### Exercise data
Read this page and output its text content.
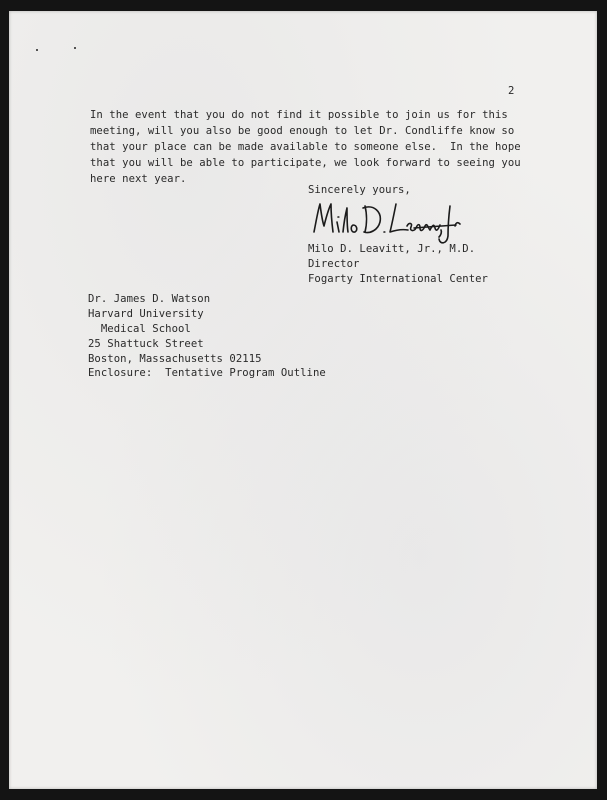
2
In the event that you do not find it possible to join us for this
meeting, will you also be good enough to let Dr. Condliffe know so
that your place can be made available to someone else.  In the hope
that you will be able to participate, we look forward to seeing you
here next year.
Sincerely yours,
Milo D. Leavitt, Jr., M.D.
Director
Fogarty International Center
Dr. James D. Watson
Harvard University
Medical School
25 Shattuck Street
Boston, Massachusetts 02115
Enclosure:  Tentative Program Outline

### Work required
Scan the data above; copy every line where "that" appears.

### Complete output
In the event that you do not find it possible to join us for this
that your place can be made available to someone else.  In the hope
that you will be able to participate, we look forward to seeing you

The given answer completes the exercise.